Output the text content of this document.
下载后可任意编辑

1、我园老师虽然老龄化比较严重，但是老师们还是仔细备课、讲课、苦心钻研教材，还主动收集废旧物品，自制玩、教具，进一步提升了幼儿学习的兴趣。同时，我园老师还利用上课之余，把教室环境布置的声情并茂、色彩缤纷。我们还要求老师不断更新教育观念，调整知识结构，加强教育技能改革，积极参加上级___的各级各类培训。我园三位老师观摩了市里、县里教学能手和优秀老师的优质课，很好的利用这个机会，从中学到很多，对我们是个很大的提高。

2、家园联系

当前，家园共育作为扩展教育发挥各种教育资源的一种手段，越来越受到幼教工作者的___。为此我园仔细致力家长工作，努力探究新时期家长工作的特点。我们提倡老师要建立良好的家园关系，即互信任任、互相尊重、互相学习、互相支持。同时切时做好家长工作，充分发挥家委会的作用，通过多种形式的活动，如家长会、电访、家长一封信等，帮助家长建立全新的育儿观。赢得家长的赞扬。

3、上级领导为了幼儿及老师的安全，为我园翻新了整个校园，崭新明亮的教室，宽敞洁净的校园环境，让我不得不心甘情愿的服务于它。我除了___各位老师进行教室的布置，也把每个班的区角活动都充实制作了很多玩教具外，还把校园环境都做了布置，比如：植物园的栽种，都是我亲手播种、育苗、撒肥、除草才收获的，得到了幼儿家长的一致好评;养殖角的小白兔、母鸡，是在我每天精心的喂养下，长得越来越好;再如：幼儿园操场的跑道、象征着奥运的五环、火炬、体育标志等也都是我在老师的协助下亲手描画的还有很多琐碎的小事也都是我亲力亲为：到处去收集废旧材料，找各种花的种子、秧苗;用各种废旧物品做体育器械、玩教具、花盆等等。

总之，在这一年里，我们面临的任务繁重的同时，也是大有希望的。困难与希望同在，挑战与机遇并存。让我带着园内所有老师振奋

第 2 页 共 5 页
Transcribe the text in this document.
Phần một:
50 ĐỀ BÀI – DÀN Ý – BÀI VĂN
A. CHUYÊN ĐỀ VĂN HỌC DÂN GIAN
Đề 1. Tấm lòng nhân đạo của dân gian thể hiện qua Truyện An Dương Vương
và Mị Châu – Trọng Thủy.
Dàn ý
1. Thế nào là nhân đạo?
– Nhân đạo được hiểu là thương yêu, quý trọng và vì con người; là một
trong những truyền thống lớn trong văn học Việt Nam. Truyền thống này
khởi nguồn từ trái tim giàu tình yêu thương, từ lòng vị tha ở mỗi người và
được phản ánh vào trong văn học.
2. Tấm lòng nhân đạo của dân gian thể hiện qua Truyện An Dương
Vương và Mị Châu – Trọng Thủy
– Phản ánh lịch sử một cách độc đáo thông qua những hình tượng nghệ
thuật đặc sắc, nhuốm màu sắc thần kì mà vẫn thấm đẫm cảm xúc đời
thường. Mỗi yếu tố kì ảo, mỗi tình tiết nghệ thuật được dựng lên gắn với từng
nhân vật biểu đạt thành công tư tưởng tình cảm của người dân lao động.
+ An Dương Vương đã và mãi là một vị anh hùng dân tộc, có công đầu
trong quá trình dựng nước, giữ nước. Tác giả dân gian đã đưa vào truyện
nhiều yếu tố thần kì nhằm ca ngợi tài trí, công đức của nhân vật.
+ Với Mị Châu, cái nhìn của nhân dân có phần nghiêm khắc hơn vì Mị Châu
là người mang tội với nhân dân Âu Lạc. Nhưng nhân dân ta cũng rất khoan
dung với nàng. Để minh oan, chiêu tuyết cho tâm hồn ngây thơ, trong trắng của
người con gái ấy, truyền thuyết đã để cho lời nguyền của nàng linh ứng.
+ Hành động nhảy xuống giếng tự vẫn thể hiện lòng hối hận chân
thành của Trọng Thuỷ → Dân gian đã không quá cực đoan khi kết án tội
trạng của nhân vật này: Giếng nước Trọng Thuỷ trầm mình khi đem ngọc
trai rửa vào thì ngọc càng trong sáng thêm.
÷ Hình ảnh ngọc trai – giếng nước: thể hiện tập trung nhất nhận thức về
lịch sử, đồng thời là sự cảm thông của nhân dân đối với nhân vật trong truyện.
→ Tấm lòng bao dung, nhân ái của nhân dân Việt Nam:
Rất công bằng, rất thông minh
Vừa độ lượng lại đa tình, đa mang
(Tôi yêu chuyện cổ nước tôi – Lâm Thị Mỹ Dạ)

- _WRITTEN INSTRUCTION_
Write out every entry exactly as given.

- _WRITTEN RESPONSE_
Output the text content of this document.
下载后可任意编辑

1、我园老师虽然老龄化比较严重，但是老师们还是仔细备课、讲课、苦心钻研教材，还主动收集废旧物品，自制玩、教具，进一步提升了幼儿学习的兴趣。同时，我园老师还利用上课之余，把教室环境布置的声情并茂、色彩缤纷。我们还要求老师不断更新教育观念，调整知识结构，加强教育技能改革，积极参加上级___的各级各类培训。我园三位老师观摩了市里、县里教学能手和优秀老师的优质课，很好的利用这个机会，从中学到很多，对我们是个很大的提高。

2、家园联系

当前，家园共育作为扩展教育发挥各种教育资源的一种手段，越来越受到幼教工作者的___。为此我园仔细致力家长工作，努力探究新时期家长工作的特点。我们提倡老师要建立良好的家园关系，即互信任任、互相尊重、互相学习、互相支持。同时切时做好家长工作，充分发挥家委会的作用，通过多种形式的活动，如家长会、电访、家长一封信等，帮助家长建立全新的育儿观。赢得家长的赞扬。

3、上级领导为了幼儿及老师的安全，为我园翻新了整个校园，崭新明亮的教室，宽敞洁净的校园环境，让我不得不心甘情愿的服务于它。我除了___各位老师进行教室的布置，也把每个班的区角活动都充实制作了很多玩教具外，还把校园环境都做了布置，比如：植物园的栽种，都是我亲手播种、育苗、撒肥、除草才收获的，得到了幼儿家长的一致好评;养殖角的小白兔、母鸡，是在我每天精心的喂养下，长得越来越好;再如：幼儿园操场的跑道、象征着奥运的五环、火炬、体育标志等也都是我在老师的协助下亲手描画的还有很多琐碎的小事也都是我亲力亲为：到处去收集废旧材料，找各种花的种子、秧苗;用各种废旧物品做体育器械、玩教具、花盆等等。

总之，在这一年里，我们面临的任务繁重的同时，也是大有希望的。困难与希望同在，挑战与机遇并存。让我带着园内所有老师振奋

第 2 页 共 5 页
Transcribe the text in this document.
Phần một:
50 ĐỀ BÀI – DÀN Ý – BÀI VĂN
A. CHUYÊN ĐỀ VĂN HỌC DÂN GIAN
Đề 1. Tấm lòng nhân đạo của dân gian thể hiện qua Truyện An Dương Vương
và Mị Châu – Trọng Thủy.
Dàn ý
1. Thế nào là nhân đạo?
– Nhân đạo được hiểu là thương yêu, quý trọng và vì con người; là một
trong những truyền thống lớn trong văn học Việt Nam. Truyền thống này
khởi nguồn từ trái tim giàu tình yêu thương, từ lòng vị tha ở mỗi người và
được phản ánh vào trong văn học.
2. Tấm lòng nhân đạo của dân gian thể hiện qua Truyện An Dương
Vương và Mị Châu – Trọng Thủy
– Phản ánh lịch sử một cách độc đáo thông qua những hình tượng nghệ
thuật đặc sắc, nhuốm màu sắc thần kì mà vẫn thấm đẫm cảm xúc đời
thường. Mỗi yếu tố kì ảo, mỗi tình tiết nghệ thuật được dựng lên gắn với từng
nhân vật biểu đạt thành công tư tưởng tình cảm của người dân lao động.
+ An Dương Vương đã và mãi là một vị anh hùng dân tộc, có công đầu
trong quá trình dựng nước, giữ nước. Tác giả dân gian đã đưa vào truyện
nhiều yếu tố thần kì nhằm ca ngợi tài trí, công đức của nhân vật.
+ Với Mị Châu, cái nhìn của nhân dân có phần nghiêm khắc hơn vì Mị Châu
là người mang tội với nhân dân Âu Lạc. Nhưng nhân dân ta cũng rất khoan
dung với nàng. Để minh oan, chiêu tuyết cho tâm hồn ngây thơ, trong trắng của
người con gái ấy, truyền thuyết đã để cho lời nguyền của nàng linh ứng.
+ Hành động nhảy xuống giếng tự vẫn thể hiện lòng hối hận chân
thành của Trọng Thuỷ → Dân gian đã không quá cực đoan khi kết án tội
trạng của nhân vật này: Giếng nước Trọng Thuỷ trầm mình khi đem ngọc
trai rửa vào thì ngọc càng trong sáng thêm.
÷ Hình ảnh ngọc trai – giếng nước: thể hiện tập trung nhất nhận thức về
lịch sử, đồng thời là sự cảm thông của nhân dân đối với nhân vật trong truyện.
→ Tấm lòng bao dung, nhân ái của nhân dân Việt Nam:
Rất công bằng, rất thông minh
Vừa độ lượng lại đa tình, đa mang
(Tôi yêu chuyện cổ nước tôi – Lâm Thị Mỹ Dạ)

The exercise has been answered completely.